Source data —
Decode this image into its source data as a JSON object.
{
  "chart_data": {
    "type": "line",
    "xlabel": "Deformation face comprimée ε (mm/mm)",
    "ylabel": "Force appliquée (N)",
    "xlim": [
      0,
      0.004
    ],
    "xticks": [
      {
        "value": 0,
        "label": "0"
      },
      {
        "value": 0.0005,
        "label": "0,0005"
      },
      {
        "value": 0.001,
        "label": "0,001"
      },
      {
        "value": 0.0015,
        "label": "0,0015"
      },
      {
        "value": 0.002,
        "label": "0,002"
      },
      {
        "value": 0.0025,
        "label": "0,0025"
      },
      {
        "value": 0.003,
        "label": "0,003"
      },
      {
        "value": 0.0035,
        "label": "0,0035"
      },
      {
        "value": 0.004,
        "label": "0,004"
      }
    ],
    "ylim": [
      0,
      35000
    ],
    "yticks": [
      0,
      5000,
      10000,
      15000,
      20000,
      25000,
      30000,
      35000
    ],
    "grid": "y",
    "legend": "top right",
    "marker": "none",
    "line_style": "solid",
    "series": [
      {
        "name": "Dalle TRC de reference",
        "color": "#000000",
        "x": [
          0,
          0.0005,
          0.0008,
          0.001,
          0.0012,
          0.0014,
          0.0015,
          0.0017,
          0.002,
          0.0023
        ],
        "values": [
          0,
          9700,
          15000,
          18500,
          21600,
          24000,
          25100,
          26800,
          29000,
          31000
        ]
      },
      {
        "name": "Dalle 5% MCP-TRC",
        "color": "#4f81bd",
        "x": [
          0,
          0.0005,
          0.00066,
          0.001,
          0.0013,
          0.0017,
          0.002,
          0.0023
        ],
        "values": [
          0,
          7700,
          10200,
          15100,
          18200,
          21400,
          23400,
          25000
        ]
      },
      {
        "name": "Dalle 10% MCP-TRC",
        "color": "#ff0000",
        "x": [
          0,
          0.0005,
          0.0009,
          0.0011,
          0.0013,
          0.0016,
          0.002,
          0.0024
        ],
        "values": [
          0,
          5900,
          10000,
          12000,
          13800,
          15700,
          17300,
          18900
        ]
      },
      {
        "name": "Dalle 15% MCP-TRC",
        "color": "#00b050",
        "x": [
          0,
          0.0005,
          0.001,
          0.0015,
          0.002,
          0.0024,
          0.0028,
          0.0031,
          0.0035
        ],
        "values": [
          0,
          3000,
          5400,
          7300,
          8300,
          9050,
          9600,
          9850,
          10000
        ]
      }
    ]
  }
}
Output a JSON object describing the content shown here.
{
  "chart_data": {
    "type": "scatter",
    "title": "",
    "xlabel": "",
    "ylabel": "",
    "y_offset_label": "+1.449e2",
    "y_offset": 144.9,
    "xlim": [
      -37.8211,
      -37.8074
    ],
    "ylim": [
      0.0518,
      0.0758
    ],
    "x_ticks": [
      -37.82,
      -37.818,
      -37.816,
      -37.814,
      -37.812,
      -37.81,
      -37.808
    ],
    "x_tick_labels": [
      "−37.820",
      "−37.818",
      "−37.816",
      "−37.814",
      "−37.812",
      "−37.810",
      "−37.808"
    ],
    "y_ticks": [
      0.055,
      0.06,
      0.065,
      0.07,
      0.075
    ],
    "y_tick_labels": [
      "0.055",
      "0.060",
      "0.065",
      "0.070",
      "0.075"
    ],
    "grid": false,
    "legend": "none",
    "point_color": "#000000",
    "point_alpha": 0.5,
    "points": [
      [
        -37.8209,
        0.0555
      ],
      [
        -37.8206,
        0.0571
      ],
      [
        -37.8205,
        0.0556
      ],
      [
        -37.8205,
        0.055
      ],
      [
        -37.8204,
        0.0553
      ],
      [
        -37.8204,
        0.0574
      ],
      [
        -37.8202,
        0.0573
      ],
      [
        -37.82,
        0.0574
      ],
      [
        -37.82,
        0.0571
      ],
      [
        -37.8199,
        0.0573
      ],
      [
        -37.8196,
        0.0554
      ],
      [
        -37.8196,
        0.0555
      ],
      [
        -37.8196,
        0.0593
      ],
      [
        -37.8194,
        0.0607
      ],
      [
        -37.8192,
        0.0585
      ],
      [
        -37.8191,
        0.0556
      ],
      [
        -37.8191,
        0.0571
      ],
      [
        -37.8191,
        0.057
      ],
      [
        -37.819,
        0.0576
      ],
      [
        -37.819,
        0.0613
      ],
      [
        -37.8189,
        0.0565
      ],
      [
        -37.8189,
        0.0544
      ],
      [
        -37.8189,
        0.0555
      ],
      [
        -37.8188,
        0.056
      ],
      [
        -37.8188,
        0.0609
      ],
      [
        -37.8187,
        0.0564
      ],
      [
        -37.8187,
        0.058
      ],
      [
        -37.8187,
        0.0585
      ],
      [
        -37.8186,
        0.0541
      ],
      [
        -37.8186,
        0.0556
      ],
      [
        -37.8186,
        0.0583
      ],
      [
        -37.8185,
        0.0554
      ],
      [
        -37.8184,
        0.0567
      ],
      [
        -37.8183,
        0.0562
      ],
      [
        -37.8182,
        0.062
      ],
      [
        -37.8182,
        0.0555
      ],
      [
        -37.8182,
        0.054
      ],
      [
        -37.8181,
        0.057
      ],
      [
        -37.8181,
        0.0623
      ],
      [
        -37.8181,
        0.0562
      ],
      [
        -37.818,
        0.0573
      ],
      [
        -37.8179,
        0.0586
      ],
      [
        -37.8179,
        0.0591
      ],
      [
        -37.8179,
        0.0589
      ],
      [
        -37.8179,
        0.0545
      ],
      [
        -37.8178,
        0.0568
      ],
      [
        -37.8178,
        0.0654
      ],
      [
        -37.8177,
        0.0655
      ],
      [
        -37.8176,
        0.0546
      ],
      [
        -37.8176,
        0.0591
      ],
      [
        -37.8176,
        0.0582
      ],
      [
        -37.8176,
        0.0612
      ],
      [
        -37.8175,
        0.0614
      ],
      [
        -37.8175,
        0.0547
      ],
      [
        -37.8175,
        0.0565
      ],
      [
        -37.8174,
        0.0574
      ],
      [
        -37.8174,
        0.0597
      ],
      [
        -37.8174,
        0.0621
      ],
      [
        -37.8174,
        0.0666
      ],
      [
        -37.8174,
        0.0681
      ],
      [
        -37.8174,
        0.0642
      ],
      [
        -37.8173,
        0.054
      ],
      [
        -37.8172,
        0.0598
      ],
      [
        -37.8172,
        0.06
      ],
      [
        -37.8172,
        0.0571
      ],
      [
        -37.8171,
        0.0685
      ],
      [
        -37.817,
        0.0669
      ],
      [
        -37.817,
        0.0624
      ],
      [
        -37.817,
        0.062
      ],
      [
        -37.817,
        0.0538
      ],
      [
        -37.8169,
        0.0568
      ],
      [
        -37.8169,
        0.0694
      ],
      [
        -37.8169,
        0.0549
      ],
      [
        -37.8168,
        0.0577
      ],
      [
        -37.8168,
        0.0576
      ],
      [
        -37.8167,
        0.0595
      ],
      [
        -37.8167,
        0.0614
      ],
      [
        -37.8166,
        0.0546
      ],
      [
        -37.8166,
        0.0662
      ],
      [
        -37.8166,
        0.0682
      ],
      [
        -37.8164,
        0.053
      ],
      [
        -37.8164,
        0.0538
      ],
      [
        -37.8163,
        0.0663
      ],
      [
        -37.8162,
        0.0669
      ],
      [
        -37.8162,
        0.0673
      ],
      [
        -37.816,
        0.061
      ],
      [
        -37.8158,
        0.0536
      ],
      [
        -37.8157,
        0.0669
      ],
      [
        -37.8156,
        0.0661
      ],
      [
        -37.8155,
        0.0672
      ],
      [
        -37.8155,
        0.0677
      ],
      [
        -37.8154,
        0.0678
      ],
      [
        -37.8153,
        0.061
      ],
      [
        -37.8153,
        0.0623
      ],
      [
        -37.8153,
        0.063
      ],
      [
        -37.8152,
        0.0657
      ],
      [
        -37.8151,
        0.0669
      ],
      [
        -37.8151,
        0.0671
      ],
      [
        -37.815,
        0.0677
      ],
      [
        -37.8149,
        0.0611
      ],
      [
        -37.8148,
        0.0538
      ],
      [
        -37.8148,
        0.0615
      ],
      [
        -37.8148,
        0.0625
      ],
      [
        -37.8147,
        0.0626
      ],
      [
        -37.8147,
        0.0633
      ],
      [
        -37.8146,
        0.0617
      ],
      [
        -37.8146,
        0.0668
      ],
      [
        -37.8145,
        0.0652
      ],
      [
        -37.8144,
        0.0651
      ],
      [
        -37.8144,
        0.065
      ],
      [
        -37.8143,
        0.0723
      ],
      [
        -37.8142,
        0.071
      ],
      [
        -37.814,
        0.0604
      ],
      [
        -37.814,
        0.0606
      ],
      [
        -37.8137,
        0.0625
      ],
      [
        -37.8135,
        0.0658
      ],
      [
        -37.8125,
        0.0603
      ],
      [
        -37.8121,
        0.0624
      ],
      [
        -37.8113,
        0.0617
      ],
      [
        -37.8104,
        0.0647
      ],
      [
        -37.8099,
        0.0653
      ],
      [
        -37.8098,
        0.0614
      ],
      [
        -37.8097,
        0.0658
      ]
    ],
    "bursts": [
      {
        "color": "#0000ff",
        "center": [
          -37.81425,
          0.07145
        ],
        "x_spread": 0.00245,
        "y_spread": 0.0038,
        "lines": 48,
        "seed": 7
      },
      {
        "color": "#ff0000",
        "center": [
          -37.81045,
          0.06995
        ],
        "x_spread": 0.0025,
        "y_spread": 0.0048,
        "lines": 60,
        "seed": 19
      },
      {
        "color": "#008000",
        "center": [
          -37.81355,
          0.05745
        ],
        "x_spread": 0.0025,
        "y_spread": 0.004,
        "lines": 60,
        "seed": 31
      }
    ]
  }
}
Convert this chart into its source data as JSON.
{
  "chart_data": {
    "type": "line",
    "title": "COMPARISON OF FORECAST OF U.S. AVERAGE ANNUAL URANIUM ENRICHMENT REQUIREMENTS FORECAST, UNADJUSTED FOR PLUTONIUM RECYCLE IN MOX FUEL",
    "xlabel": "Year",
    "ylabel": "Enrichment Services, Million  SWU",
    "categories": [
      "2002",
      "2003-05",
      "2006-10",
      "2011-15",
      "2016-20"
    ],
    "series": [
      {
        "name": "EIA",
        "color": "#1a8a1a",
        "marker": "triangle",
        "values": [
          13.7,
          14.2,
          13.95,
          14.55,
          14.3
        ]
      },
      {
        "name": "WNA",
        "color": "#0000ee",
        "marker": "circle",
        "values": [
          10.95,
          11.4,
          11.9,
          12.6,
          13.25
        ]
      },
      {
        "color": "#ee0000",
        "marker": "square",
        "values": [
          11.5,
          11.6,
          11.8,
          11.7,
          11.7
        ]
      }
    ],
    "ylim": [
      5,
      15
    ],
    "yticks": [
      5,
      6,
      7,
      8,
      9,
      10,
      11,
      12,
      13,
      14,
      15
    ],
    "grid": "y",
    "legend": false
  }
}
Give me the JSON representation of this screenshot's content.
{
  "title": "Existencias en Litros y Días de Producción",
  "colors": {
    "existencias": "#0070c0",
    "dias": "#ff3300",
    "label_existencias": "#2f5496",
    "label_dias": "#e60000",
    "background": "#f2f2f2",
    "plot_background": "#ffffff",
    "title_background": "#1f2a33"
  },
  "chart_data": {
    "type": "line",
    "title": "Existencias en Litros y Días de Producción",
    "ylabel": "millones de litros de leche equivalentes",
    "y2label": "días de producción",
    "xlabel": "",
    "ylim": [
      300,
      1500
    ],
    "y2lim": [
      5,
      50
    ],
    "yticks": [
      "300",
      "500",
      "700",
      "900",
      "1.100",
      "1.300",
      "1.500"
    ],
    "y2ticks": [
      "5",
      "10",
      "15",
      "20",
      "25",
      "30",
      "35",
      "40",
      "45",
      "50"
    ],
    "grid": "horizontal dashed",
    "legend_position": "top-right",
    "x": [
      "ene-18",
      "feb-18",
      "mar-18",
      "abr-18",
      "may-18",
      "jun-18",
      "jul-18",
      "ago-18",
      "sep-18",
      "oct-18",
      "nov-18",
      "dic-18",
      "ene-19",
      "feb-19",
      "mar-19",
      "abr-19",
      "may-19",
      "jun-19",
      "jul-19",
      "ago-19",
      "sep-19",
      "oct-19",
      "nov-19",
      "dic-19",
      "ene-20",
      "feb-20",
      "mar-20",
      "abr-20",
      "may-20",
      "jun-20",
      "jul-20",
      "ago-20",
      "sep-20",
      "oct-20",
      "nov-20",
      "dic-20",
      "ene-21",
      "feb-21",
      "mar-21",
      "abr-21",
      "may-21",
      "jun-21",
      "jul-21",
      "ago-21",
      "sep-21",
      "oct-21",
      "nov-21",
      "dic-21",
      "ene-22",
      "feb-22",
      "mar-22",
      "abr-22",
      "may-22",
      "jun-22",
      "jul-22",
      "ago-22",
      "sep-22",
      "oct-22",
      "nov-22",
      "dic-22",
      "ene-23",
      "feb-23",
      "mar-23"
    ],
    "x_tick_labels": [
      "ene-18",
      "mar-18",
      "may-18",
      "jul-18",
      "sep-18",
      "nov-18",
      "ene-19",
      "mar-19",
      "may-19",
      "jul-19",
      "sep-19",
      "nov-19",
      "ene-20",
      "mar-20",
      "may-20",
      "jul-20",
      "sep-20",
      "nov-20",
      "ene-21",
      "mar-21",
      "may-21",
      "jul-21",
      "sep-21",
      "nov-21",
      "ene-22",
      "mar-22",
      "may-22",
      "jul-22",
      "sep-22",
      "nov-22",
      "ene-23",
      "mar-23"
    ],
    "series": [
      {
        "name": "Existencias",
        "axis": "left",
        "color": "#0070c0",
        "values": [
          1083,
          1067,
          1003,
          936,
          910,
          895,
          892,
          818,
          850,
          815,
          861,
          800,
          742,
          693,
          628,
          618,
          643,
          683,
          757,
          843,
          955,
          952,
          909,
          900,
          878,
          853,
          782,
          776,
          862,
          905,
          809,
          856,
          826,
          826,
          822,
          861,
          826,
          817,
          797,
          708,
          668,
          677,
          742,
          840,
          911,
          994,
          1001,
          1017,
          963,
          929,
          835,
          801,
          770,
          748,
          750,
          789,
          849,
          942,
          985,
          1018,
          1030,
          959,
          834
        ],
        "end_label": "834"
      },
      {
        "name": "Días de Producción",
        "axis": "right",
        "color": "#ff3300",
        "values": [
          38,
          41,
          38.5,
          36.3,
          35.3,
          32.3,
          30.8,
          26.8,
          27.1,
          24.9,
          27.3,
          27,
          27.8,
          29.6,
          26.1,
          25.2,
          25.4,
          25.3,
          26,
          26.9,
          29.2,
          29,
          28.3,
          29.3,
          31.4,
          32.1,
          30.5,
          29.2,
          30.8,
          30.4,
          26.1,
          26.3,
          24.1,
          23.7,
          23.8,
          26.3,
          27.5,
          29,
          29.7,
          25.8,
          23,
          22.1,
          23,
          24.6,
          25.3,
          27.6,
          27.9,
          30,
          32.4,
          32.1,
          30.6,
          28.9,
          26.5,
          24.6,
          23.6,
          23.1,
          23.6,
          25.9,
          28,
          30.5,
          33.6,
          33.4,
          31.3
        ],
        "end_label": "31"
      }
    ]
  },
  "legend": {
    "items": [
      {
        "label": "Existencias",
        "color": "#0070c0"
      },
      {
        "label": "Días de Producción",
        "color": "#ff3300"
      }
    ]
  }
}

Exercise task —
Going through the entries above line by line, work out how many lines include the word "content". Only the number is required.

Answer for this exercise —
2